§ Work to do:
All of the material should be reproduced exactly, with pictures left out.

§ Information given:
-=-=-

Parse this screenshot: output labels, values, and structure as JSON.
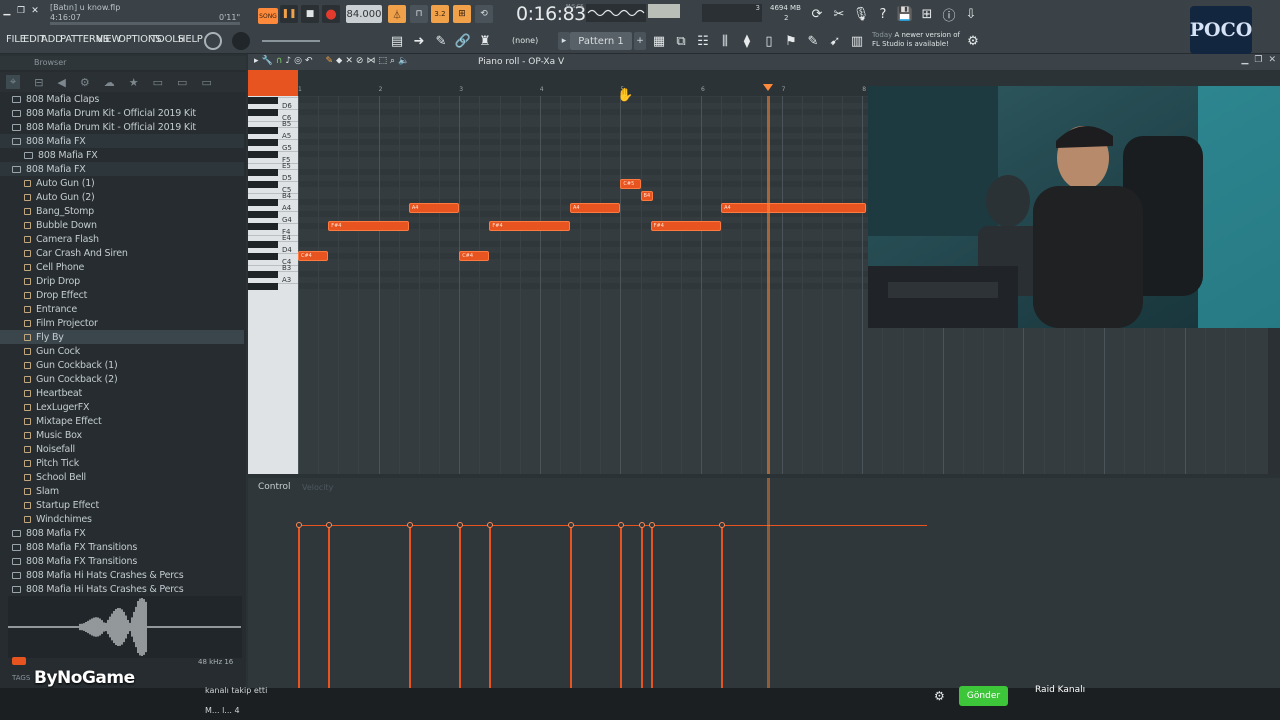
{
  "title": {
    "file": "[Batın] u know.flp",
    "time": "4:16:07",
    "small_time": "0'11\""
  },
  "transport": {
    "song_label": "SONG",
    "tempo": "84.000",
    "time_display": "0:16:83",
    "ms_label": "M:S:CS",
    "mem": "4694 MB",
    "cpu_a": "3",
    "cpu_b": "2"
  },
  "menu": [
    "FILE",
    "EDIT",
    "ADD",
    "PATTERNS",
    "VIEW",
    "OPTIONS",
    "TOOLS",
    "HELP"
  ],
  "toolbar2": {
    "none_label": "(none)",
    "pattern_label": "Pattern 1",
    "news_today": "Today",
    "news_text": "A newer version of FL Studio is available!"
  },
  "browser": {
    "header": "Browser",
    "items": [
      {
        "label": "808 Mafia Claps",
        "type": "folder",
        "indent": 0
      },
      {
        "label": "808 Mafia Drum Kit - Official 2019 Kit",
        "type": "folder",
        "indent": 0
      },
      {
        "label": "808 Mafia Drum Kit - Official 2019 Kit",
        "type": "folder",
        "indent": 0
      },
      {
        "label": "808 Mafia FX",
        "type": "folder",
        "indent": 0,
        "highlight": true
      },
      {
        "label": "808 Mafia FX",
        "type": "folder",
        "indent": 1
      },
      {
        "label": "808 Mafia FX",
        "type": "folder",
        "indent": 0,
        "highlight": true
      },
      {
        "label": "Auto Gun (1)",
        "type": "file",
        "indent": 1
      },
      {
        "label": "Auto Gun (2)",
        "type": "file",
        "indent": 1
      },
      {
        "label": "Bang_Stomp",
        "type": "file",
        "indent": 1
      },
      {
        "label": "Bubble Down",
        "type": "file",
        "indent": 1
      },
      {
        "label": "Camera Flash",
        "type": "file",
        "indent": 1
      },
      {
        "label": "Car Crash And Siren",
        "type": "file",
        "indent": 1
      },
      {
        "label": "Cell Phone",
        "type": "file",
        "indent": 1
      },
      {
        "label": "Drip Drop",
        "type": "file",
        "indent": 1
      },
      {
        "label": "Drop Effect",
        "type": "file",
        "indent": 1
      },
      {
        "label": "Entrance",
        "type": "file",
        "indent": 1
      },
      {
        "label": "Film Projector",
        "type": "file",
        "indent": 1
      },
      {
        "label": "Fly By",
        "type": "file",
        "indent": 1,
        "selected": true
      },
      {
        "label": "Gun Cock",
        "type": "file",
        "indent": 1
      },
      {
        "label": "Gun Cockback (1)",
        "type": "file",
        "indent": 1
      },
      {
        "label": "Gun Cockback (2)",
        "type": "file",
        "indent": 1
      },
      {
        "label": "Heartbeat",
        "type": "file",
        "indent": 1
      },
      {
        "label": "LexLugerFX",
        "type": "file",
        "indent": 1
      },
      {
        "label": "Mixtape Effect",
        "type": "file",
        "indent": 1
      },
      {
        "label": "Music Box",
        "type": "file",
        "indent": 1
      },
      {
        "label": "Noisefall",
        "type": "file",
        "indent": 1
      },
      {
        "label": "Pitch Tick",
        "type": "file",
        "indent": 1
      },
      {
        "label": "School Bell",
        "type": "file",
        "indent": 1
      },
      {
        "label": "Slam",
        "type": "file",
        "indent": 1
      },
      {
        "label": "Startup Effect",
        "type": "file",
        "indent": 1
      },
      {
        "label": "Windchimes",
        "type": "file",
        "indent": 1
      },
      {
        "label": "808 Mafia FX",
        "type": "folder",
        "indent": 0
      },
      {
        "label": "808 Mafia FX Transitions",
        "type": "folder",
        "indent": 0
      },
      {
        "label": "808 Mafia FX Transitions",
        "type": "folder",
        "indent": 0
      },
      {
        "label": "808 Mafia Hi Hats Crashes & Percs",
        "type": "folder",
        "indent": 0
      },
      {
        "label": "808 Mafia Hi Hats Crashes & Percs",
        "type": "folder",
        "indent": 0
      }
    ],
    "sample_rate": "48 kHz 16",
    "tags_label": "TAGS"
  },
  "piano_roll": {
    "title": "Piano roll - OP-Xa V",
    "bars": [
      "1",
      "2",
      "3",
      "4",
      "5",
      "6",
      "7",
      "8"
    ],
    "key_labels": [
      "D6",
      "C6",
      "B5",
      "A5",
      "G5",
      "F5",
      "E5",
      "D5",
      "C5",
      "B4",
      "A4",
      "G4",
      "F4",
      "E4",
      "D4",
      "C4",
      "B3",
      "A3"
    ],
    "notes": [
      {
        "label": "C#5",
        "bar_start": 5.0,
        "length": 0.25,
        "pitch": "C#5"
      },
      {
        "label": "B4",
        "bar_start": 5.25,
        "length": 0.15,
        "pitch": "B4"
      },
      {
        "label": "A4",
        "bar_start": 2.375,
        "length": 0.625,
        "pitch": "A4"
      },
      {
        "label": "A4",
        "bar_start": 4.375,
        "length": 0.625,
        "pitch": "A4"
      },
      {
        "label": "A4",
        "bar_start": 6.25,
        "length": 1.8,
        "pitch": "A4"
      },
      {
        "label": "F#4",
        "bar_start": 1.375,
        "length": 1.0,
        "pitch": "F#4"
      },
      {
        "label": "F#4",
        "bar_start": 3.375,
        "length": 1.0,
        "pitch": "F#4"
      },
      {
        "label": "F#4",
        "bar_start": 5.375,
        "length": 0.875,
        "pitch": "F#4"
      },
      {
        "label": "C#4",
        "bar_start": 1.0,
        "length": 0.375,
        "pitch": "C#4"
      },
      {
        "label": "C#4",
        "bar_start": 3.0,
        "length": 0.375,
        "pitch": "C#4"
      }
    ],
    "playhead_bar": 6.82,
    "control_label": "Control",
    "control_param": "Velocity",
    "velocity_events": [
      1.0,
      1.375,
      2.375,
      3.0,
      3.375,
      4.375,
      5.0,
      5.25,
      5.375,
      6.25
    ]
  },
  "overlay": {
    "watermark": "ByNoGame",
    "chat_text": "kanalı takip etti",
    "send_button": "Gönder",
    "raid_text": "Raid Kanalı",
    "user_text": "M... l... 4"
  },
  "logo": {
    "text": "POCO"
  },
  "colors": {
    "note": "#e8541f",
    "accent": "#ff8a3c",
    "send": "#3ec63a"
  }
}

-=-=-

§ Solved exercise:
Parse this screenshot: output labels, values, and structure as JSON.
{
  "title": {
    "file": "[Batın] u know.flp",
    "time": "4:16:07",
    "small_time": "0'11\""
  },
  "transport": {
    "song_label": "SONG",
    "tempo": "84.000",
    "time_display": "0:16:83",
    "ms_label": "M:S:CS",
    "mem": "4694 MB",
    "cpu_a": "3",
    "cpu_b": "2"
  },
  "menu": [
    "FILE",
    "EDIT",
    "ADD",
    "PATTERNS",
    "VIEW",
    "OPTIONS",
    "TOOLS",
    "HELP"
  ],
  "toolbar2": {
    "none_label": "(none)",
    "pattern_label": "Pattern 1",
    "news_today": "Today",
    "news_text": "A newer version of FL Studio is available!"
  },
  "browser": {
    "header": "Browser",
    "items": [
      {
        "label": "808 Mafia Claps",
        "type": "folder",
        "indent": 0
      },
      {
        "label": "808 Mafia Drum Kit - Official 2019 Kit",
        "type": "folder",
        "indent": 0
      },
      {
        "label": "808 Mafia Drum Kit - Official 2019 Kit",
        "type": "folder",
        "indent": 0
      },
      {
        "label": "808 Mafia FX",
        "type": "folder",
        "indent": 0,
        "highlight": true
      },
      {
        "label": "808 Mafia FX",
        "type": "folder",
        "indent": 1
      },
      {
        "label": "808 Mafia FX",
        "type": "folder",
        "indent": 0,
        "highlight": true
      },
      {
        "label": "Auto Gun (1)",
        "type": "file",
        "indent": 1
      },
      {
        "label": "Auto Gun (2)",
        "type": "file",
        "indent": 1
      },
      {
        "label": "Bang_Stomp",
        "type": "file",
        "indent": 1
      },
      {
        "label": "Bubble Down",
        "type": "file",
        "indent": 1
      },
      {
        "label": "Camera Flash",
        "type": "file",
        "indent": 1
      },
      {
        "label": "Car Crash And Siren",
        "type": "file",
        "indent": 1
      },
      {
        "label": "Cell Phone",
        "type": "file",
        "indent": 1
      },
      {
        "label": "Drip Drop",
        "type": "file",
        "indent": 1
      },
      {
        "label": "Drop Effect",
        "type": "file",
        "indent": 1
      },
      {
        "label": "Entrance",
        "type": "file",
        "indent": 1
      },
      {
        "label": "Film Projector",
        "type": "file",
        "indent": 1
      },
      {
        "label": "Fly By",
        "type": "file",
        "indent": 1,
        "selected": true
      },
      {
        "label": "Gun Cock",
        "type": "file",
        "indent": 1
      },
      {
        "label": "Gun Cockback (1)",
        "type": "file",
        "indent": 1
      },
      {
        "label": "Gun Cockback (2)",
        "type": "file",
        "indent": 1
      },
      {
        "label": "Heartbeat",
        "type": "file",
        "indent": 1
      },
      {
        "label": "LexLugerFX",
        "type": "file",
        "indent": 1
      },
      {
        "label": "Mixtape Effect",
        "type": "file",
        "indent": 1
      },
      {
        "label": "Music Box",
        "type": "file",
        "indent": 1
      },
      {
        "label": "Noisefall",
        "type": "file",
        "indent": 1
      },
      {
        "label": "Pitch Tick",
        "type": "file",
        "indent": 1
      },
      {
        "label": "School Bell",
        "type": "file",
        "indent": 1
      },
      {
        "label": "Slam",
        "type": "file",
        "indent": 1
      },
      {
        "label": "Startup Effect",
        "type": "file",
        "indent": 1
      },
      {
        "label": "Windchimes",
        "type": "file",
        "indent": 1
      },
      {
        "label": "808 Mafia FX",
        "type": "folder",
        "indent": 0
      },
      {
        "label": "808 Mafia FX Transitions",
        "type": "folder",
        "indent": 0
      },
      {
        "label": "808 Mafia FX Transitions",
        "type": "folder",
        "indent": 0
      },
      {
        "label": "808 Mafia Hi Hats Crashes & Percs",
        "type": "folder",
        "indent": 0
      },
      {
        "label": "808 Mafia Hi Hats Crashes & Percs",
        "type": "folder",
        "indent": 0
      }
    ],
    "sample_rate": "48 kHz 16",
    "tags_label": "TAGS"
  },
  "piano_roll": {
    "title": "Piano roll - OP-Xa V",
    "bars": [
      "1",
      "2",
      "3",
      "4",
      "5",
      "6",
      "7",
      "8"
    ],
    "key_labels": [
      "D6",
      "C6",
      "B5",
      "A5",
      "G5",
      "F5",
      "E5",
      "D5",
      "C5",
      "B4",
      "A4",
      "G4",
      "F4",
      "E4",
      "D4",
      "C4",
      "B3",
      "A3"
    ],
    "notes": [
      {
        "label": "C#5",
        "bar_start": 5.0,
        "length": 0.25,
        "pitch": "C#5"
      },
      {
        "label": "B4",
        "bar_start": 5.25,
        "length": 0.15,
        "pitch": "B4"
      },
      {
        "label": "A4",
        "bar_start": 2.375,
        "length": 0.625,
        "pitch": "A4"
      },
      {
        "label": "A4",
        "bar_start": 4.375,
        "length": 0.625,
        "pitch": "A4"
      },
      {
        "label": "A4",
        "bar_start": 6.25,
        "length": 1.8,
        "pitch": "A4"
      },
      {
        "label": "F#4",
        "bar_start": 1.375,
        "length": 1.0,
        "pitch": "F#4"
      },
      {
        "label": "F#4",
        "bar_start": 3.375,
        "length": 1.0,
        "pitch": "F#4"
      },
      {
        "label": "F#4",
        "bar_start": 5.375,
        "length": 0.875,
        "pitch": "F#4"
      },
      {
        "label": "C#4",
        "bar_start": 1.0,
        "length": 0.375,
        "pitch": "C#4"
      },
      {
        "label": "C#4",
        "bar_start": 3.0,
        "length": 0.375,
        "pitch": "C#4"
      }
    ],
    "playhead_bar": 6.82,
    "control_label": "Control",
    "control_param": "Velocity",
    "velocity_events": [
      1.0,
      1.375,
      2.375,
      3.0,
      3.375,
      4.375,
      5.0,
      5.25,
      5.375,
      6.25
    ]
  },
  "overlay": {
    "watermark": "ByNoGame",
    "chat_text": "kanalı takip etti",
    "send_button": "Gönder",
    "raid_text": "Raid Kanalı",
    "user_text": "M... l... 4"
  },
  "logo": {
    "text": "POCO"
  },
  "colors": {
    "note": "#e8541f",
    "accent": "#ff8a3c",
    "send": "#3ec63a"
  }
}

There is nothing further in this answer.